• **Data extract**
-- -- --

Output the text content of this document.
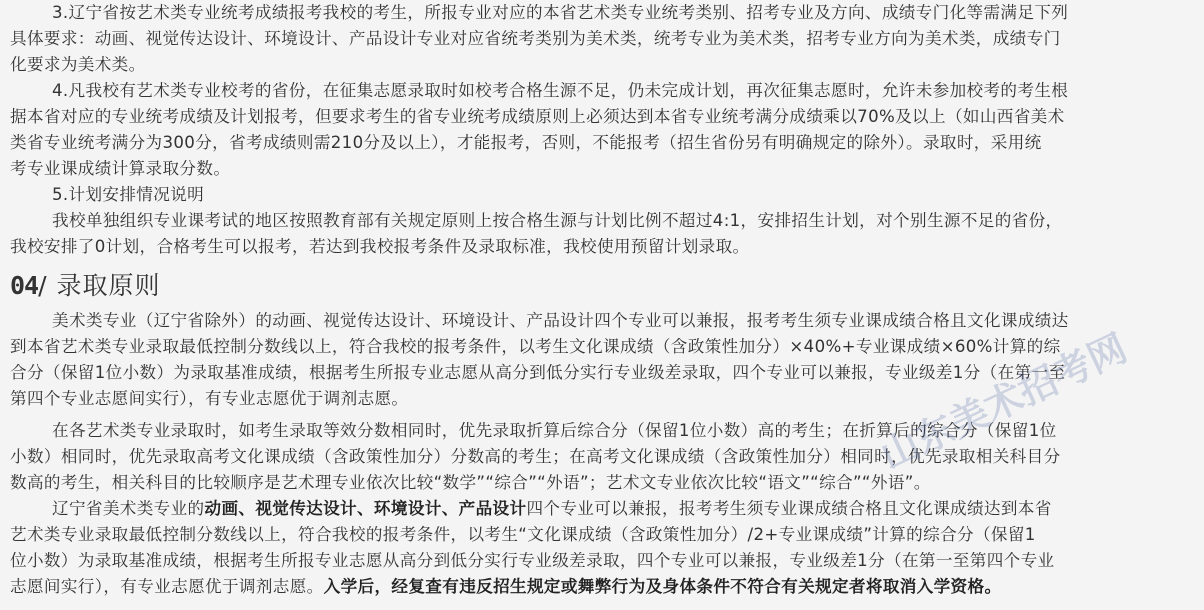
3.辽宁省按艺术类专业统考成绩报考我校的考生，所报专业对应的本省艺术类专业统考类别、招考专业及方向、成绩专门化等需满足下列
具体要求：动画、视觉传达设计、环境设计、产品设计专业对应省统考类别为美术类，统考专业为美术类，招考专业方向为美术类，成绩专门
化要求为美术类。
4.凡我校有艺术类专业校考的省份，在征集志愿录取时如校考合格生源不足，仍未完成计划，再次征集志愿时，允许未参加校考的考生根
据本省对应的专业统考成绩及计划报考，但要求考生的省专业统考成绩原则上必须达到本省专业统考满分成绩乘以70%及以上（如山西省美术
类省专业统考满分为300分，省考成绩则需210分及以上），才能报考，否则，不能报考（招生省份另有明确规定的除外）。录取时，采用统
考专业课成绩计算录取分数。
5.计划安排情况说明
我校单独组织专业课考试的地区按照教育部有关规定原则上按合格生源与计划比例不超过4:1，安排招生计划，对个别生源不足的省份，
我校安排了0计划，合格考生可以报考，若达到我校报考条件及录取标准，我校使用预留计划录取。
04/ 录取原则
美术类专业（辽宁省除外）的动画、视觉传达设计、环境设计、产品设计四个专业可以兼报，报考考生须专业课成绩合格且文化课成绩达
到本省艺术类专业录取最低控制分数线以上，符合我校的报考条件，以考生文化课成绩（含政策性加分）×40%+专业课成绩×60%计算的综
合分（保留1位小数）为录取基准成绩，根据考生所报专业志愿从高分到低分实行专业级差录取，四个专业可以兼报，专业级差1分（在第一至
第四个专业志愿间实行），有专业志愿优于调剂志愿。
在各艺术类专业录取时，如考生录取等效分数相同时，优先录取折算后综合分（保留1位小数）高的考生；在折算后的综合分（保留1位
小数）相同时，优先录取高考文化课成绩（含政策性加分）分数高的考生；在高考文化课成绩（含政策性加分）相同时，优先录取相关科目分
数高的考生，相关科目的比较顺序是艺术理专业依次比较“数学”“综合”“外语”；艺术文专业依次比较“语文”“综合”“外语”。
辽宁省美术类专业的动画、视觉传达设计、环境设计、产品设计四个专业可以兼报，报考考生须专业课成绩合格且文化课成绩达到本省
艺术类专业录取最低控制分数线以上，符合我校的报考条件，以考生“文化课成绩（含政策性加分）/2+专业课成绩”计算的综合分（保留1
位小数）为录取基准成绩，根据考生所报专业志愿从高分到低分实行专业级差录取，四个专业可以兼报，专业级差1分（在第一至第四个专业
志愿间实行），有专业志愿优于调剂志愿。入学后，经复查有违反招生规定或舞弊行为及身体条件不符合有关规定者将取消入学资格。
山东美术招考网
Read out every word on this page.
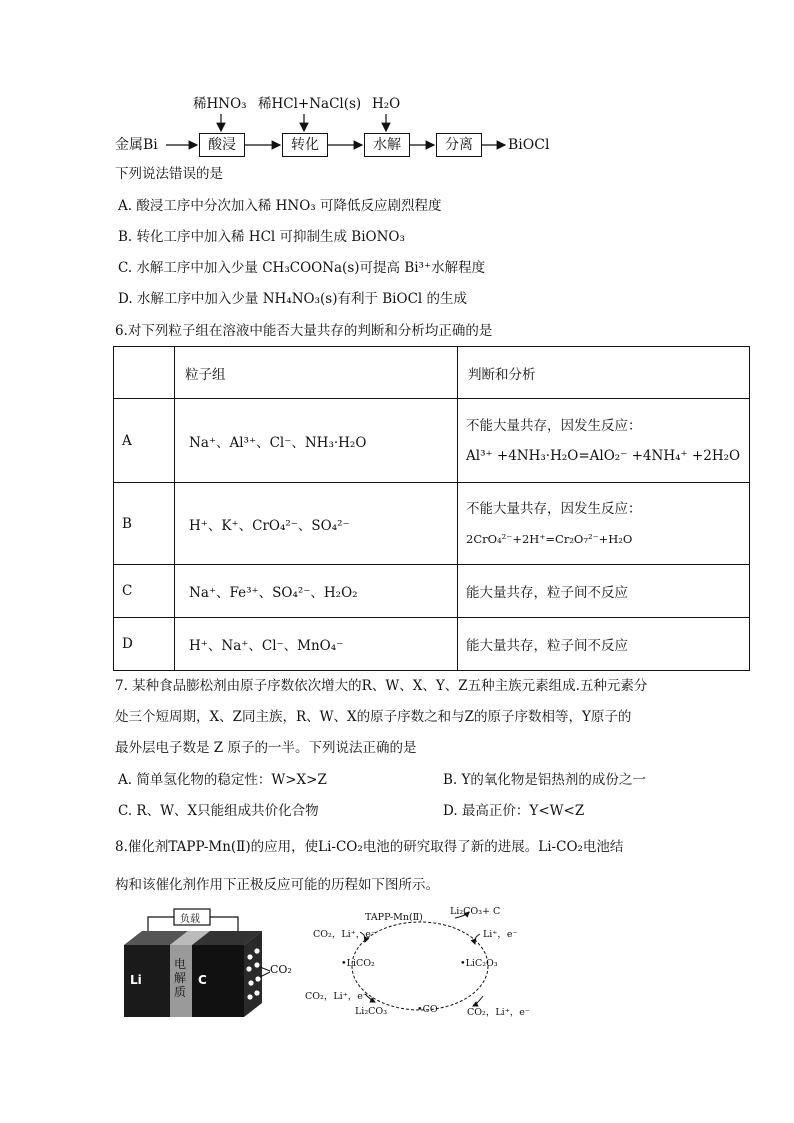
稀HNO₃ 稀HCl+NaCl(s) H₂O
金属Bi	酸浸	转化	水解	分离	BiOCl
下列说法错误的是
A. 酸浸工序中分次加入稀 HNO₃ 可降低反应剧烈程度
B. 转化工序中加入稀 HCl 可抑制生成 BiONO₃
C. 水解工序中加入少量 CH₃COONa(s)可提高 Bi³⁺水解程度
D. 水解工序中加入少量 NH₄NO₃(s)有利于 BiOCl 的生成
6.对下列粒子组在溶液中能否大量共存的判断和分析均正确的是
	粒子组	判断和分析
A	Na⁺、Al³⁺、Cl⁻、NH₃·H₂O	不能大量共存，因发生反应：
Al³⁺ +4NH₃·H₂O=AlO₂⁻ +4NH₄⁺ +2H₂O

B	H⁺、K⁺、CrO₄²⁻、SO₄²⁻	不能大量共存，因发生反应：
2CrO₄²⁻+2H⁺=Cr₂O₇²⁻+H₂O

C	Na⁺、Fe³⁺、SO₄²⁻、H₂O₂	能大量共存，粒子间不反应
D	H⁺、Na⁺、Cl⁻、MnO₄⁻	能大量共存，粒子间不反应
7. 某种食品膨松剂由原子序数依次增大的R、W、X、Y、Z五种主族元素组成.五种元素分
处三个短周期，X、Z同主族，R、W、X的原子序数之和与Z的原子序数相等，Y原子的
最外层电子数是 Z 原子的一半。下列说法正确的是
A. 简单氢化物的稳定性：W>X>Z	B. Y的氧化物是铝热剂的成份之一
C. R、W、X只能组成共价化合物	D. 最高正价：Y<W<Z
8.催化剂TAPP-Mn(Ⅱ)的应用，使Li-CO₂电池的研究取得了新的进展。Li-CO₂电池结
构和该催化剂作用下正极反应可能的历程如下图所示。
Li
电解质
C
负载
CO₂
TAPP-Mn(Ⅱ)
Li₂CO₃+ C
CO₂，Li⁺，e⁻	Li⁺，e⁻
•LiCO₂	•LiC₂O₃
CO₂，Li⁺，e⁻
Li₂CO₃	•CO	CO₂，Li⁺，e⁻
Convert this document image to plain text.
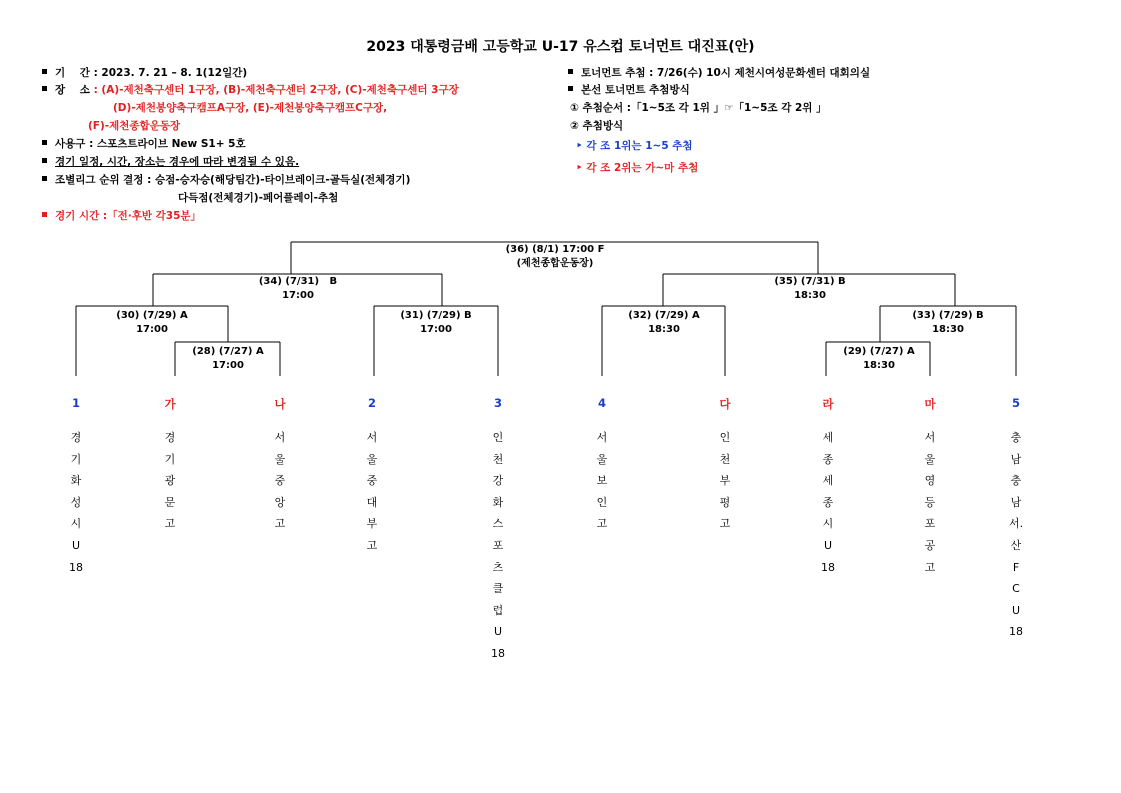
2023 대통령금배 고등학교 U-17 유스컵 토너먼트 대진표(안)
기    간 : 2023. 7. 21 – 8. 1(12일간)
장    소 : (A)-제천축구센터 1구장, (B)-제천축구센터 2구장, (C)-제천축구센터 3구장
(D)-제천봉양축구캠프A구장, (E)-제천봉양축구캠프C구장,
(F)-제천종합운동장
사용구 : 스포츠트라이브 New S1+ 5호
경기 일정, 시간, 장소는 경우에 따라 변경될 수 있음.
조별리그 순위 결정 : 승점-승자승(해당팀간)-타이브레이크-골득실(전체경기)
다득점(전체경기)-페어플레이-추첨
경기 시간 :「전·후반 각35분」
토너먼트 추첨 : 7/26(수) 10시 제천시여성문화센터 대회의실
본선 토너먼트 추첨방식
① 추첨순서 :「1~5조 각 1위 」☞「1~5조 각 2위 」
② 추첨방식
‣ 각 조 1위는 1~5 추첨
‣ 각 조 2위는 가~마 추첨
(36) (8/1) 17:00 F
(제천종합운동장)
(34) (7/31)   B
17:00
(35) (7/31) B
18:30
(30) (7/29) A
17:00
(31) (7/29) B
17:00
(32) (7/29) A
18:30
(33) (7/29) B
18:30
(28) (7/27) A
17:00
(29) (7/27) A
18:30
1
경
기
화
성
시
U
18
가
경
기
광
문
고
나
서
울
중
앙
고
2
서
울
중
대
부
고
3
인
천
강
화
스
포
츠
클
럽
U
18
4
서
울
보
인
고
다
인
천
부
평
고
라
세
종
세
종
시
U
18
마
서
울
영
등
포
공
고
5
충
남
충
남
서.
산
F
C
U
18
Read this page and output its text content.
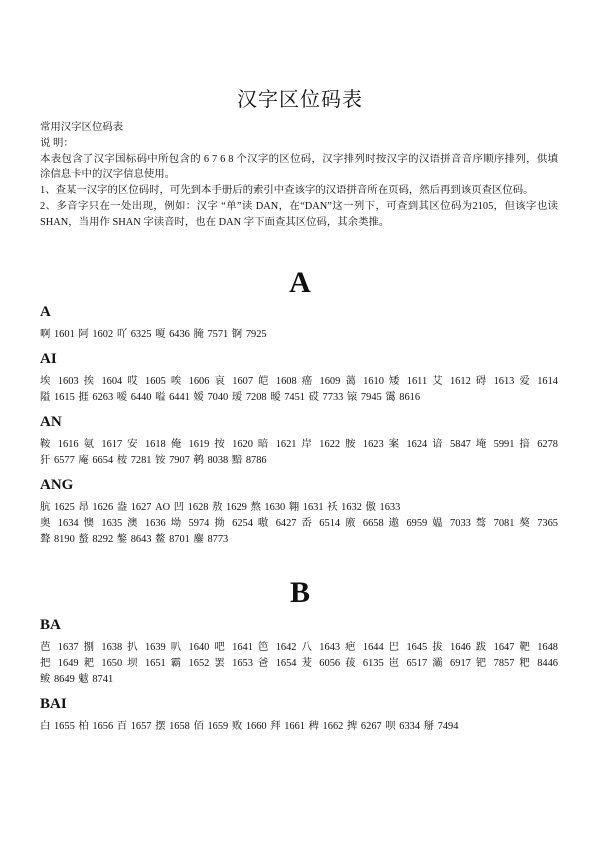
汉字区位码表
常用汉字区位码表
说 明：
本表包含了汉字国标码中所包含的 6 7 6 8 个汉字的区位码，汉字排列时按汉字的汉语拼音音序顺序排列，供填
涂信息卡中的汉字信息使用。
1、查某一汉字的区位码时，可先到本手册后的索引中查该字的汉语拼音所在页码，然后再到该页查区位码。
2、多音字只在一处出现，例如：汉字 “单”读 DAN，在“DAN”这一列下，可查到其区位码为2105，但该字也读
SHAN，当用作 SHAN 字读音时，也在 DAN 字下面查其区位码，其余类推。
A
A
啊 1601 阿 1602 吖 6325 嗄 6436 腌 7571 锕 7925
AI
埃 1603 挨 1604 哎 1605 唉 1606 哀 1607 皑 1608 癌 1609 蔼 1610 矮 1611 艾 1612 碍 1613 爱 1614
隘 1615 捱 6263 嗳 6440 嗌 6441 嫒 7040 瑷 7208 暧 7451 砹 7733 锿 7945 霭 8616
AN
鞍 1616 氨 1617 安 1618 俺 1619 按 1620 暗 1621 岸 1622 胺 1623 案 1624 谙 5847 埯 5991 揞 6278
犴 6577 庵 6654 桉 7281 铵 7907 鹌 8038 黯 8786
ANG
肮 1625 昂 1626 盎 1627 AO 凹 1628 敖 1629 熬 1630 翱 1631 袄 1632 傲 1633
奥 1634 懊 1635 澳 1636 坳 5974 拗 6254 嗷 6427 岙 6514 廒 6658 遨 6959 媪 7033 骜 7081 獒 7365
聱 8190 螯 8292 鏊 8643 鳌 8701 鏖 8773
B
BA
芭 1637 捌 1638 扒 1639 叭 1640 吧 1641 笆 1642 八 1643 疤 1644 巴 1645 拔 1646 跋 1647 靶 1648
把 1649 耙 1650 坝 1651 霸 1652 罢 1653 爸 1654 茇 6056 菝 6135 岜 6517 灞 6917 钯 7857 粑 8446
鲅 8649 魃 8741
BAI
白 1655 柏 1656 百 1657 摆 1658 佰 1659 败 1660 拜 1661 稗 1662 捭 6267 呗 6334 掰 7494
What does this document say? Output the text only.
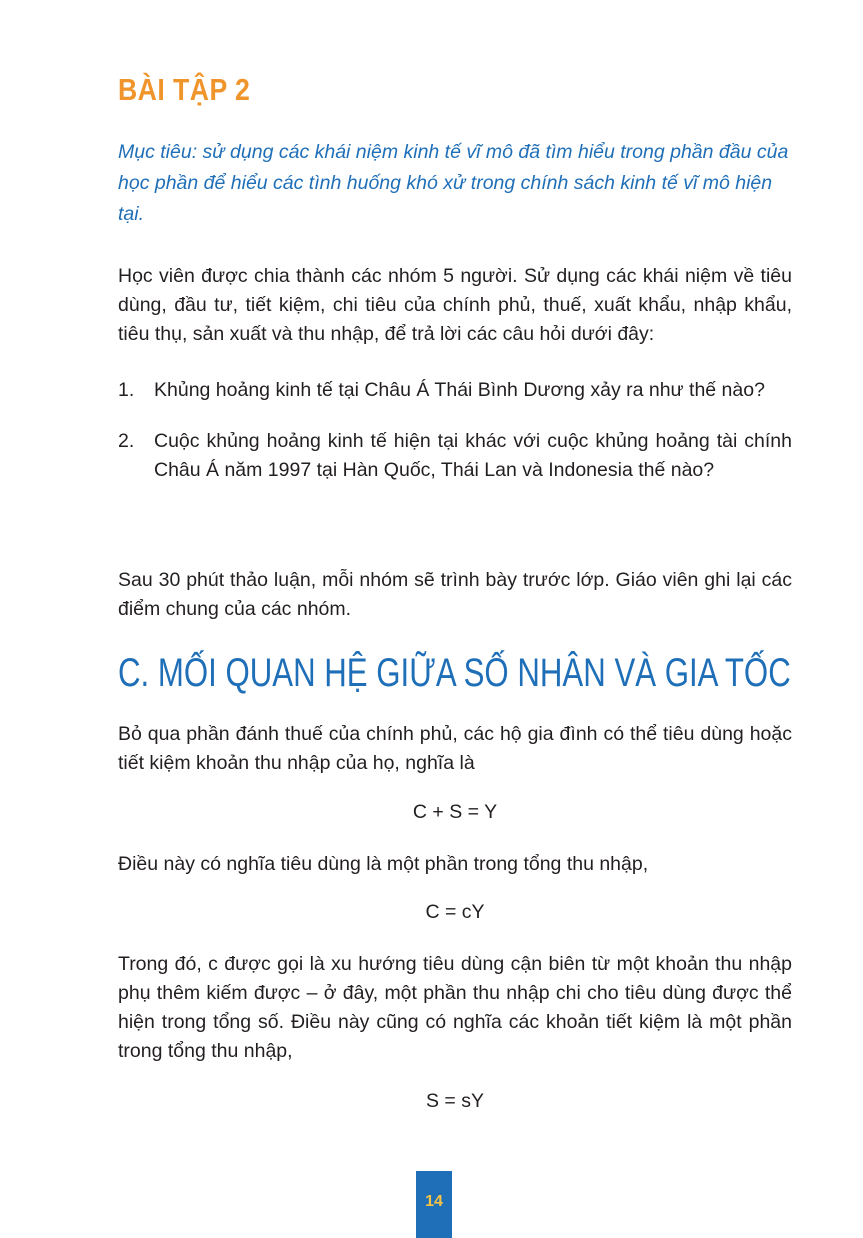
BÀI TẬP 2

Mục tiêu: sử dụng các khái niệm kinh tế vĩ mô đã tìm hiểu trong phần đầu của học phần để hiểu các tình huống khó xử trong chính sách kinh tế vĩ mô hiện tại.

Học viên được chia thành các nhóm 5 người. Sử dụng các khái niệm về tiêu dùng, đầu tư, tiết kiệm, chi tiêu của chính phủ, thuế, xuất khẩu, nhập khẩu, tiêu thụ, sản xuất và thu nhập, để trả lời các câu hỏi dưới đây:

1.	Khủng hoảng kinh tế tại Châu Á Thái Bình Dương xảy ra như thế nào?
2.	Cuộc khủng hoảng kinh tế hiện tại khác với cuộc khủng hoảng tài chính Châu Á năm 1997 tại Hàn Quốc, Thái Lan và Indonesia thế nào?

Sau 30 phút thảo luận, mỗi nhóm sẽ trình bày trước lớp. Giáo viên ghi lại các điểm chung của các nhóm.

C. MỐI QUAN HỆ GIỮA SỐ NHÂN VÀ GIA TỐC

Bỏ qua phần đánh thuế của chính phủ, các hộ gia đình có thể tiêu dùng hoặc tiết kiệm khoản thu nhập của họ, nghĩa là

C + S = Y

Điều này có nghĩa tiêu dùng là một phần trong tổng thu nhập,

C = cY

Trong đó, c được gọi là xu hướng tiêu dùng cận biên từ một khoản thu nhập phụ thêm kiếm được – ở đây, một phần thu nhập chi cho tiêu dùng được thể hiện trong tổng số. Điều này cũng có nghĩa các khoản tiết kiệm là một phần trong tổng thu nhập,

S = sY

14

-- -- --

• **Problem**
Write out every line of the preceding listing that contains "环境设计".

• **Solution below**
具体要求：动画、视觉传达设计、环境设计、产品设计专业对应省统考类别为美术类，统考专业为美术类，招考专业方向为美术类，成绩专门
美术类专业（辽宁省除外）的动画、视觉传达设计、环境设计、产品设计四个专业可以兼报，报考考生须专业课成绩合格且文化课成绩达
辽宁省美术类专业的动画、视觉传达设计、环境设计、产品设计四个专业可以兼报，报考考生须专业课成绩合格且文化课成绩达到本省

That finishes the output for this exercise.